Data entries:
-- begin --

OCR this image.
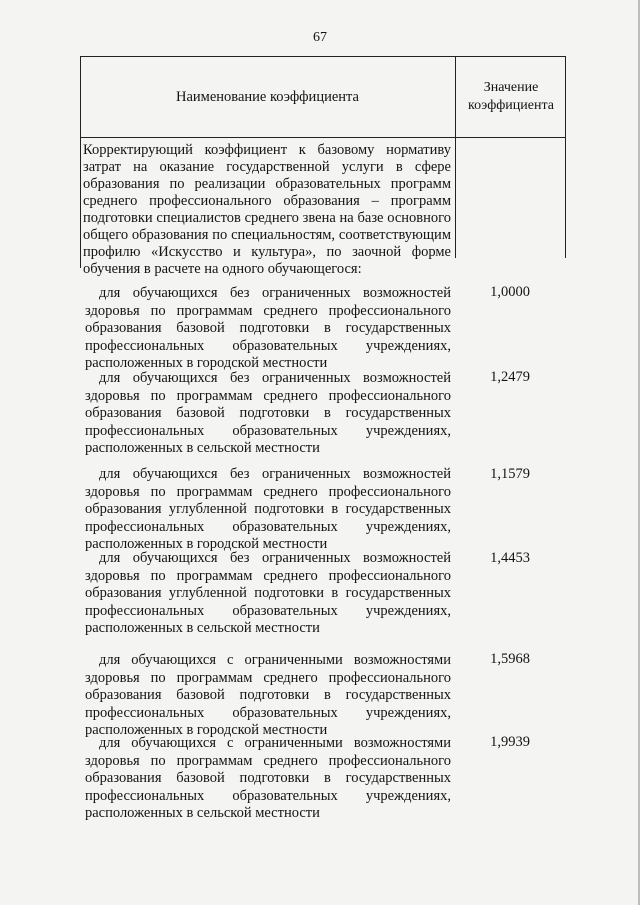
67
Наименование коэффициента
Значение коэффициента
Корректирующий коэффициент к базовому нормативу затрат на оказание государственной услуги в сфере образования по реализации образовательных программ среднего профессионального образования – программ подготовки специалистов среднего звена на базе основного общего образования по специальностям, соответствующим профилю «Искусство и культура», по заочной форме обучения в расчете на одного обучающегося:
для обучающихся без ограниченных возможностей здоровья по программам среднего профессионального образования базовой подготовки в государственных профессиональных образовательных учреждениях, расположенных в городской местности
1,0000
для обучающихся без ограниченных возможностей здоровья по программам среднего профессионального образования базовой подготовки в государственных профессиональных образовательных учреждениях, расположенных в сельской местности
1,2479
для обучающихся без ограниченных возможностей здоровья по программам среднего профессионального образования углубленной подготовки в государственных профессиональных образовательных учреждениях, расположенных в городской местности
1,1579
для обучающихся без ограниченных возможностей здоровья по программам среднего профессионального образования углубленной подготовки в государственных профессиональных образовательных учреждениях, расположенных в сельской местности
1,4453
для обучающихся с ограниченными возможностями здоровья по программам среднего профессионального образования базовой подготовки в государственных профессиональных образовательных учреждениях, расположенных в городской местности
1,5968
для обучающихся с ограниченными возможностями здоровья по программам среднего профессионального образования базовой подготовки в государственных профессиональных образовательных учреждениях, расположенных в сельской местности
1,9939
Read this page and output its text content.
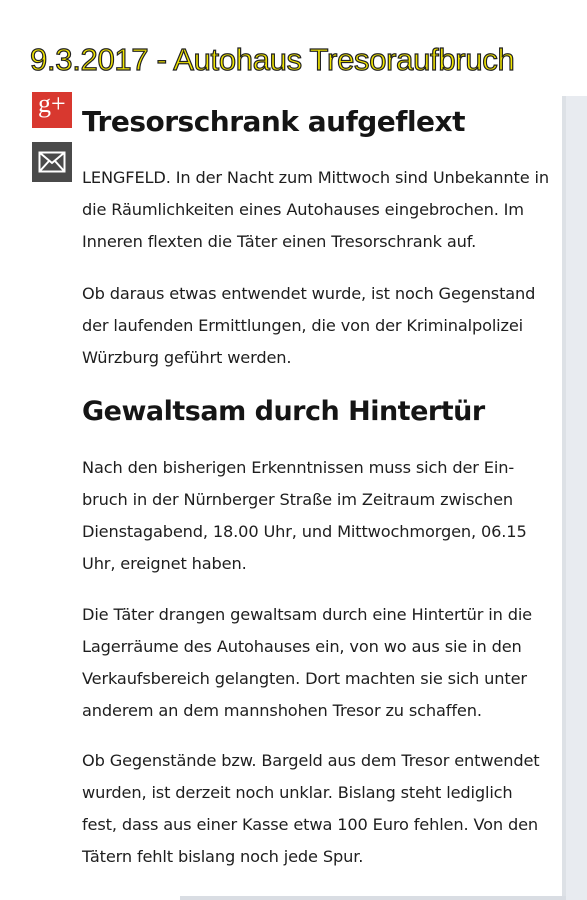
9.3.2017 - Autohaus Tresoraufbruch
g+
Tresorschrank aufgeflext

LENGFELD. In der Nacht zum Mittwoch sind Unbekannte in die Räumlichkeiten eines Autohauses eingebrochen. Im Inneren flexten die Täter einen Tresorschrank auf.

Ob daraus etwas entwendet wurde, ist noch Gegenstand der laufenden Ermittlungen, die von der Kriminalpolizei Würzburg geführt werden.

Gewaltsam durch Hintertür

Nach den bisherigen Erkenntnissen muss sich der Ein-bruch in der Nürnberger Straße im Zeitraum zwischen Dienstagabend, 18.00 Uhr, und Mittwochmorgen, 06.15 Uhr, ereignet haben.

Die Täter drangen gewaltsam durch eine Hintertür in die Lagerräume des Autohauses ein, von wo aus sie in den Verkaufsbereich gelangten. Dort machten sie sich unter anderem an dem mannshohen Tresor zu schaffen.

Ob Gegenstände bzw. Bargeld aus dem Tresor entwendet wurden, ist derzeit noch unklar. Bislang steht lediglich fest, dass aus einer Kasse etwa 100 Euro fehlen. Von den Tätern fehlt bislang noch jede Spur.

-- end --

> _Stated problem_:
Reproduce every record above exactly, omitting the pictures.

> _Finished task_:
OCR this image.
67
Наименование коэффициента
Значение коэффициента
Корректирующий коэффициент к базовому нормативу затрат на оказание государственной услуги в сфере образования по реализации образовательных программ среднего профессионального образования – программ подготовки специалистов среднего звена на базе основного общего образования по специальностям, соответствующим профилю «Искусство и культура», по заочной форме обучения в расчете на одного обучающегося:
для обучающихся без ограниченных возможностей здоровья по программам среднего профессионального образования базовой подготовки в государственных профессиональных образовательных учреждениях, расположенных в городской местности
1,0000
для обучающихся без ограниченных возможностей здоровья по программам среднего профессионального образования базовой подготовки в государственных профессиональных образовательных учреждениях, расположенных в сельской местности
1,2479
для обучающихся без ограниченных возможностей здоровья по программам среднего профессионального образования углубленной подготовки в государственных профессиональных образовательных учреждениях, расположенных в городской местности
1,1579
для обучающихся без ограниченных возможностей здоровья по программам среднего профессионального образования углубленной подготовки в государственных профессиональных образовательных учреждениях, расположенных в сельской местности
1,4453
для обучающихся с ограниченными возможностями здоровья по программам среднего профессионального образования базовой подготовки в государственных профессиональных образовательных учреждениях, расположенных в городской местности
1,5968
для обучающихся с ограниченными возможностями здоровья по программам среднего профессионального образования базовой подготовки в государственных профессиональных образовательных учреждениях, расположенных в сельской местности
1,9939
Read this page and output its text content.
9.3.2017 - Autohaus Tresoraufbruch
g+
Tresorschrank aufgeflext

LENGFELD. In der Nacht zum Mittwoch sind Unbekannte in die Räumlichkeiten eines Autohauses eingebrochen. Im Inneren flexten die Täter einen Tresorschrank auf.

Ob daraus etwas entwendet wurde, ist noch Gegenstand der laufenden Ermittlungen, die von der Kriminalpolizei Würzburg geführt werden.

Gewaltsam durch Hintertür

Nach den bisherigen Erkenntnissen muss sich der Ein-bruch in der Nürnberger Straße im Zeitraum zwischen Dienstagabend, 18.00 Uhr, und Mittwochmorgen, 06.15 Uhr, ereignet haben.

Die Täter drangen gewaltsam durch eine Hintertür in die Lagerräume des Autohauses ein, von wo aus sie in den Verkaufsbereich gelangten. Dort machten sie sich unter anderem an dem mannshohen Tresor zu schaffen.

Ob Gegenstände bzw. Bargeld aus dem Tresor entwendet wurden, ist derzeit noch unklar. Bislang steht lediglich fest, dass aus einer Kasse etwa 100 Euro fehlen. Von den Tätern fehlt bislang noch jede Spur.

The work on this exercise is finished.